▶ What you are asked to do:
Output the entries verbatim, including every line.

Data excerpts:
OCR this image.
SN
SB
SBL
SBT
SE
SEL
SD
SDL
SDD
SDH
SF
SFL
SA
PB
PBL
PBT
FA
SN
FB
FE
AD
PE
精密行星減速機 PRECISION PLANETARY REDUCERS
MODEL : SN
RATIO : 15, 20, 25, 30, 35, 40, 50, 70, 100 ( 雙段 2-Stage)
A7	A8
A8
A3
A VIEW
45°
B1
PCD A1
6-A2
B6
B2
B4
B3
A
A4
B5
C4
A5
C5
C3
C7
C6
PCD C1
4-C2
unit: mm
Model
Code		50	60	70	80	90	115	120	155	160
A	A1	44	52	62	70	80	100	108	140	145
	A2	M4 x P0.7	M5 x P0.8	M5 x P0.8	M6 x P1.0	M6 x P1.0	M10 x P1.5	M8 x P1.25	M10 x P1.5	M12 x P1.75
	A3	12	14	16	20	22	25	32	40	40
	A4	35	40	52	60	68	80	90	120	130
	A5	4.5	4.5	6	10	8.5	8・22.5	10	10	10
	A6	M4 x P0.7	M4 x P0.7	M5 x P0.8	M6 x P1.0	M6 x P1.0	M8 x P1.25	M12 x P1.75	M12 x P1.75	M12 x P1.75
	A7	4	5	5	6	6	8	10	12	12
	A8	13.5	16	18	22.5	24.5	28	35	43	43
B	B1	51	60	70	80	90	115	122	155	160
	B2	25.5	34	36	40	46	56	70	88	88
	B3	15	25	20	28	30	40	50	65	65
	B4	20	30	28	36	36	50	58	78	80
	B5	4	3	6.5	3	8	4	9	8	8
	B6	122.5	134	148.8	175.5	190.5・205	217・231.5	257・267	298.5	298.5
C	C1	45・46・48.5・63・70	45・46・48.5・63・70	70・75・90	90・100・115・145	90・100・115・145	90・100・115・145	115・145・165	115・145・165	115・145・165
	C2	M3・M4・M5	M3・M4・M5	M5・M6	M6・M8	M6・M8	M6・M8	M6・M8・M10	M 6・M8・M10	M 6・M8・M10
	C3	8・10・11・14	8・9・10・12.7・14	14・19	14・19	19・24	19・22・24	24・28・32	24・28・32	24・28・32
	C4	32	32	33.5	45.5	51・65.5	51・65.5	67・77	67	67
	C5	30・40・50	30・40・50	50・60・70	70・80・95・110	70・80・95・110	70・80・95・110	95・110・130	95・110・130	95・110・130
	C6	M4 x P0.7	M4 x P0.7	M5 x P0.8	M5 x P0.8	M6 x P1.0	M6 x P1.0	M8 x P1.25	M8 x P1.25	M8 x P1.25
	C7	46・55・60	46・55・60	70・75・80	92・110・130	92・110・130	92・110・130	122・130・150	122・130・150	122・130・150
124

▶ Worked answer:
OCR this image.
SN
SB
SBL
SBT
SE
SEL
SD
SDL
SDD
SDH
SF
SFL
SA
PB
PBL
PBT
FA
SN
FB
FE
AD
PE
精密行星減速機 PRECISION PLANETARY REDUCERS
MODEL : SN
RATIO : 15, 20, 25, 30, 35, 40, 50, 70, 100 ( 雙段 2-Stage)
A7	A8
A8
A3
A VIEW
45°
B1
PCD A1
6-A2
B6
B2
B4
B3
A
A4
B5
C4
A5
C5
C3
C7
C6
PCD C1
4-C2
unit: mm
Model
Code		50	60	70	80	90	115	120	155	160
A	A1	44	52	62	70	80	100	108	140	145
	A2	M4 x P0.7	M5 x P0.8	M5 x P0.8	M6 x P1.0	M6 x P1.0	M10 x P1.5	M8 x P1.25	M10 x P1.5	M12 x P1.75
	A3	12	14	16	20	22	25	32	40	40
	A4	35	40	52	60	68	80	90	120	130
	A5	4.5	4.5	6	10	8.5	8・22.5	10	10	10
	A6	M4 x P0.7	M4 x P0.7	M5 x P0.8	M6 x P1.0	M6 x P1.0	M8 x P1.25	M12 x P1.75	M12 x P1.75	M12 x P1.75
	A7	4	5	5	6	6	8	10	12	12
	A8	13.5	16	18	22.5	24.5	28	35	43	43
B	B1	51	60	70	80	90	115	122	155	160
	B2	25.5	34	36	40	46	56	70	88	88
	B3	15	25	20	28	30	40	50	65	65
	B4	20	30	28	36	36	50	58	78	80
	B5	4	3	6.5	3	8	4	9	8	8
	B6	122.5	134	148.8	175.5	190.5・205	217・231.5	257・267	298.5	298.5
C	C1	45・46・48.5・63・70	45・46・48.5・63・70	70・75・90	90・100・115・145	90・100・115・145	90・100・115・145	115・145・165	115・145・165	115・145・165
	C2	M3・M4・M5	M3・M4・M5	M5・M6	M6・M8	M6・M8	M6・M8	M6・M8・M10	M 6・M8・M10	M 6・M8・M10
	C3	8・10・11・14	8・9・10・12.7・14	14・19	14・19	19・24	19・22・24	24・28・32	24・28・32	24・28・32
	C4	32	32	33.5	45.5	51・65.5	51・65.5	67・77	67	67
	C5	30・40・50	30・40・50	50・60・70	70・80・95・110	70・80・95・110	70・80・95・110	95・110・130	95・110・130	95・110・130
	C6	M4 x P0.7	M4 x P0.7	M5 x P0.8	M5 x P0.8	M6 x P1.0	M6 x P1.0	M8 x P1.25	M8 x P1.25	M8 x P1.25
	C7	46・55・60	46・55・60	70・75・80	92・110・130	92・110・130	92・110・130	122・130・150	122・130・150	122・130・150
124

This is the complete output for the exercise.